• [Entries from a data collection]
● ● ● ● ●

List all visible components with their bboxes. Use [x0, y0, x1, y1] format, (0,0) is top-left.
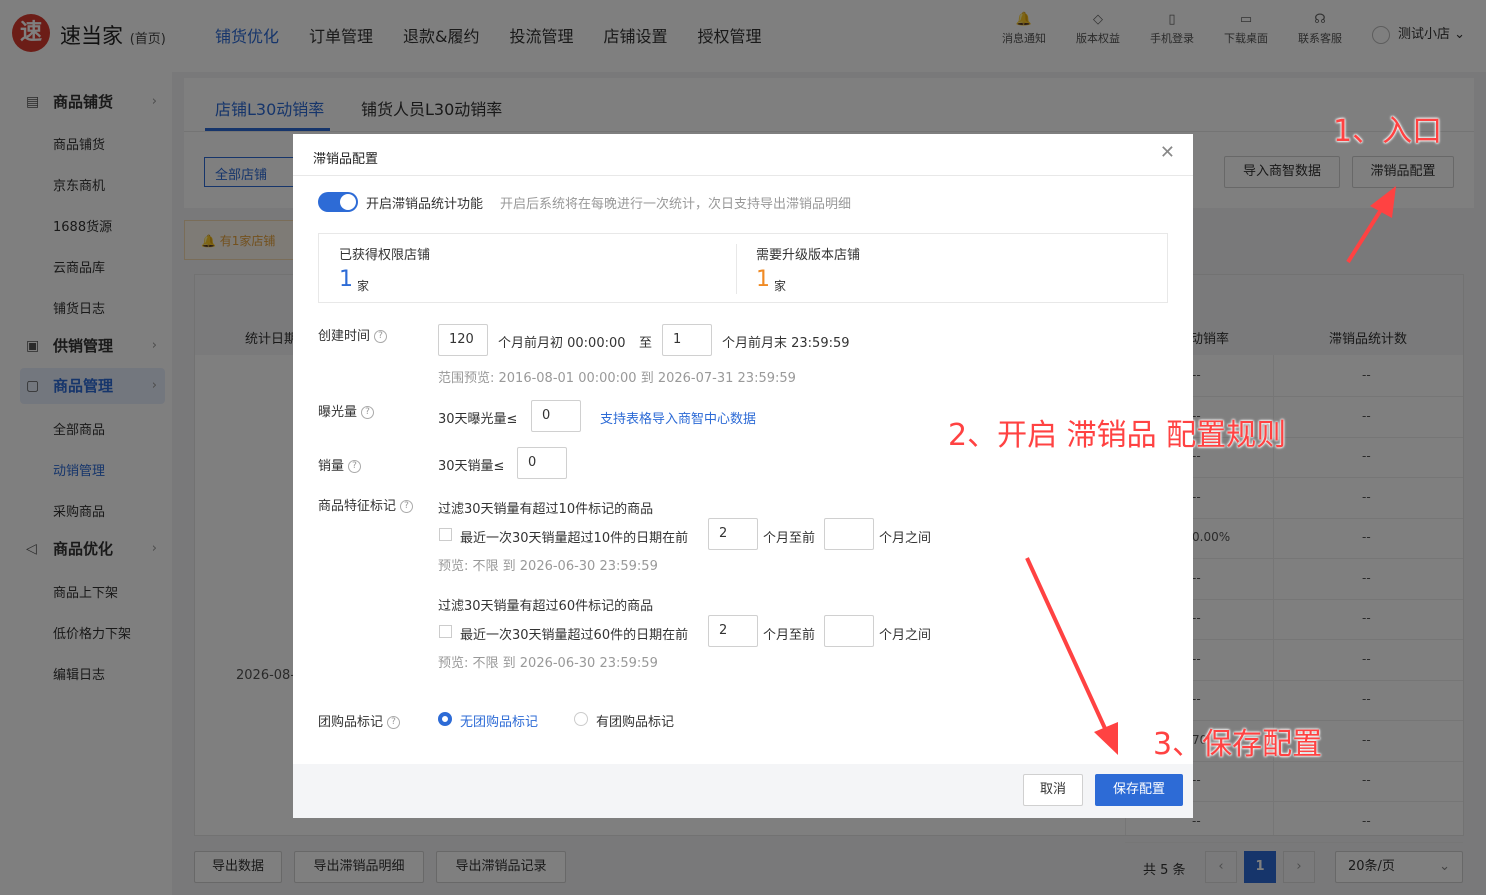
arrowhead — [1370, 186, 1396, 218]
annotation-arrows — [1025, 186, 1396, 755]
arrow-to-save-button — [1025, 557, 1110, 736]
arrow-to-config-button — [1346, 203, 1386, 264]
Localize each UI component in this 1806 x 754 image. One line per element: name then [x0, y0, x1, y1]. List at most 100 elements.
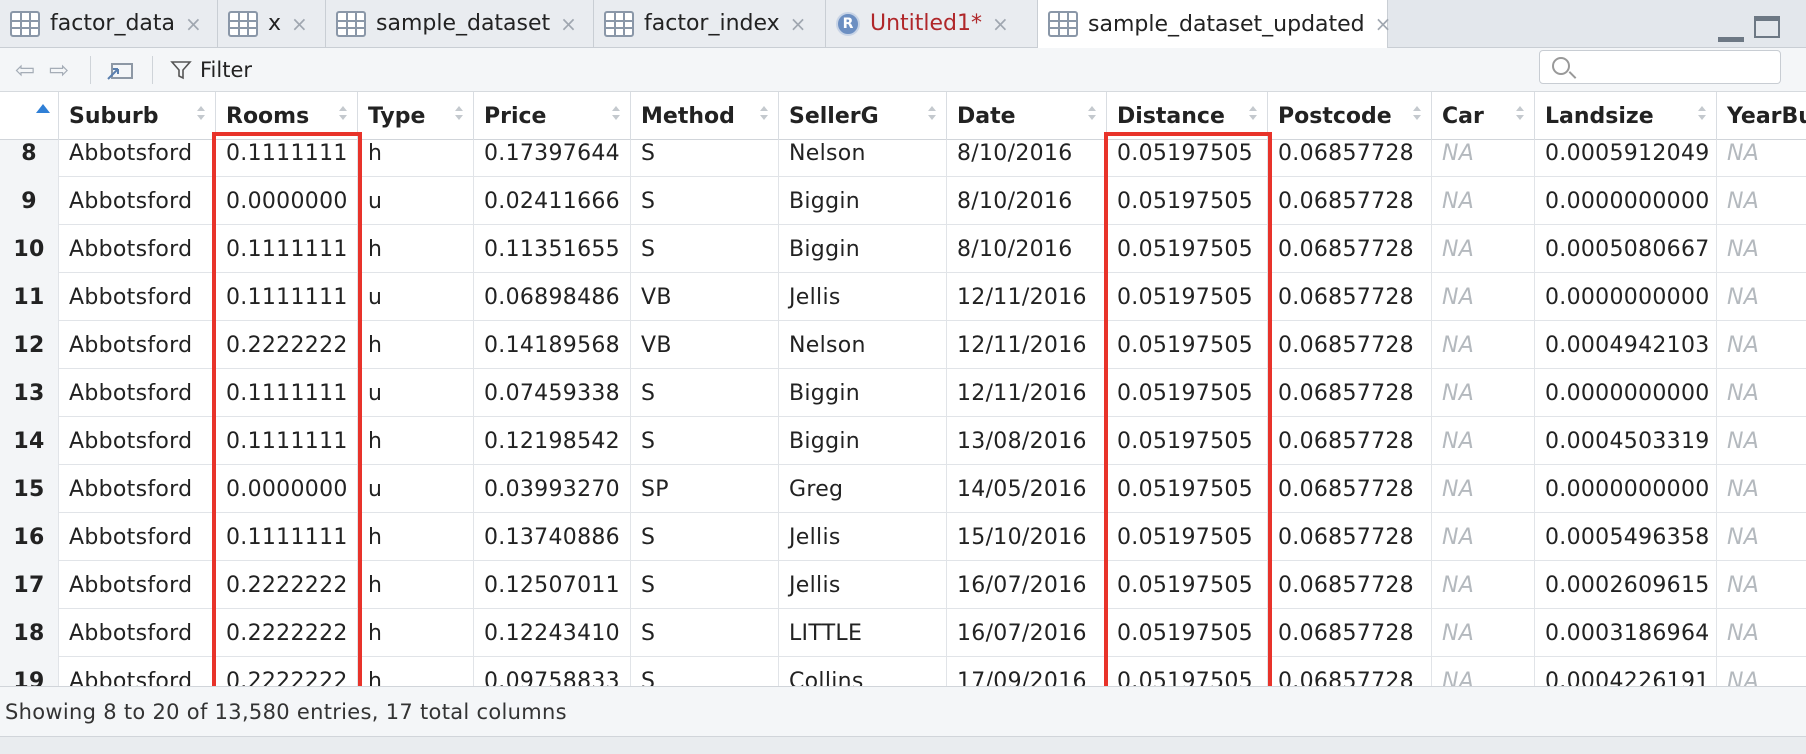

● ● ● ● ●

• [Goal]
Arrange the stretch of entries from the very start through the line containing "arrow-to-config-button — [1346, 203, 1386, 264]" as a Markdown table with the columns Row and Line, giving each line its own numbered row. Leave out blank lines and any pictures.

• [Answer below]
| Row | Line |
|---|---|
| 1 | List all visible components with their bboxes. Use [x0, y0, x1, y1] format, (0,0) is top-left. |
| 2 | arrowhead — [1370, 186, 1396, 218] |
| 3 | annotation-arrows — [1025, 186, 1396, 755] |
| 4 | arrow-to-save-button — [1025, 557, 1110, 736] |
| 5 | arrow-to-config-button — [1346, 203, 1386, 264] |